## [What is asked]
All of the records below should be output exactly.

+++

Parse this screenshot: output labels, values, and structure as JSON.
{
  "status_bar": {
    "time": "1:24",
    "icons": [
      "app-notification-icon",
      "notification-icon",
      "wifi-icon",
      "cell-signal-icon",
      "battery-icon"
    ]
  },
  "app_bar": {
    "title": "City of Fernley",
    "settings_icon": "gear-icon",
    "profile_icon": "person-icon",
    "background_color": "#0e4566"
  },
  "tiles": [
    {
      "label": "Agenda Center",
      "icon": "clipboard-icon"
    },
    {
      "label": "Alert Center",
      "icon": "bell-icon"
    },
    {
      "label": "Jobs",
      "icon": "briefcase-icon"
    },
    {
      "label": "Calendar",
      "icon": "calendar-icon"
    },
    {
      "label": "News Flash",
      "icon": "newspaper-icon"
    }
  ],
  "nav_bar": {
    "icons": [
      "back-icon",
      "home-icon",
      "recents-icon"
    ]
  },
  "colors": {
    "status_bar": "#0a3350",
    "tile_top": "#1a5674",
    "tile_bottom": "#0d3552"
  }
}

+++

## [Exercise result]
Parse this screenshot: output labels, values, and structure as JSON.
{
  "status_bar": {
    "time": "1:24",
    "icons": [
      "app-notification-icon",
      "notification-icon",
      "wifi-icon",
      "cell-signal-icon",
      "battery-icon"
    ]
  },
  "app_bar": {
    "title": "City of Fernley",
    "settings_icon": "gear-icon",
    "profile_icon": "person-icon",
    "background_color": "#0e4566"
  },
  "tiles": [
    {
      "label": "Agenda Center",
      "icon": "clipboard-icon"
    },
    {
      "label": "Alert Center",
      "icon": "bell-icon"
    },
    {
      "label": "Jobs",
      "icon": "briefcase-icon"
    },
    {
      "label": "Calendar",
      "icon": "calendar-icon"
    },
    {
      "label": "News Flash",
      "icon": "newspaper-icon"
    }
  ],
  "nav_bar": {
    "icons": [
      "back-icon",
      "home-icon",
      "recents-icon"
    ]
  },
  "colors": {
    "status_bar": "#0a3350",
    "tile_top": "#1a5674",
    "tile_bottom": "#0d3552"
  }
}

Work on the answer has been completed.